## The exercise:
Would you transcribe the listing that follows, character for character, and omit its images?

## Records shown:
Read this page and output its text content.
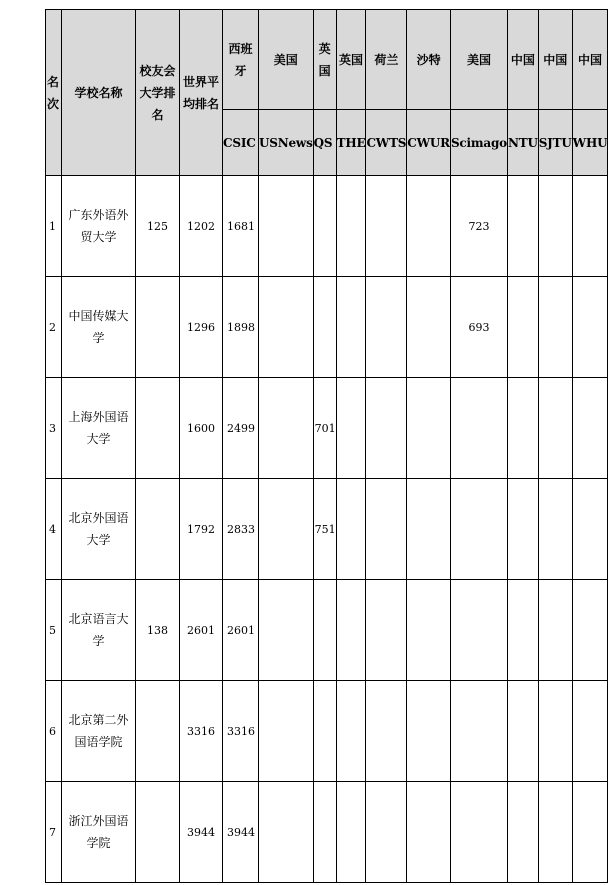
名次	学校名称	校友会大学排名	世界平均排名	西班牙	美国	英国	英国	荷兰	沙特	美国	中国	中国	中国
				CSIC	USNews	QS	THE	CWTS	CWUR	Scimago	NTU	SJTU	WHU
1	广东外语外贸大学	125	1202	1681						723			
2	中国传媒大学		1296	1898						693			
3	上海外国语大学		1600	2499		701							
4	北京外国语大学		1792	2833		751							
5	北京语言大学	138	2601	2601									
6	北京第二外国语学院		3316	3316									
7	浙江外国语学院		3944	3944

## Task output:
Read this page and output its text content.
名次	学校名称	校友会大学排名	世界平均排名	西班牙	美国	英国	英国	荷兰	沙特	美国	中国	中国	中国
				CSIC	USNews	QS	THE	CWTS	CWUR	Scimago	NTU	SJTU	WHU
1	广东外语外贸大学	125	1202	1681						723			
2	中国传媒大学		1296	1898						693			
3	上海外国语大学		1600	2499		701							
4	北京外国语大学		1792	2833		751							
5	北京语言大学	138	2601	2601									
6	北京第二外国语学院		3316	3316									
7	浙江外国语学院		3944	3944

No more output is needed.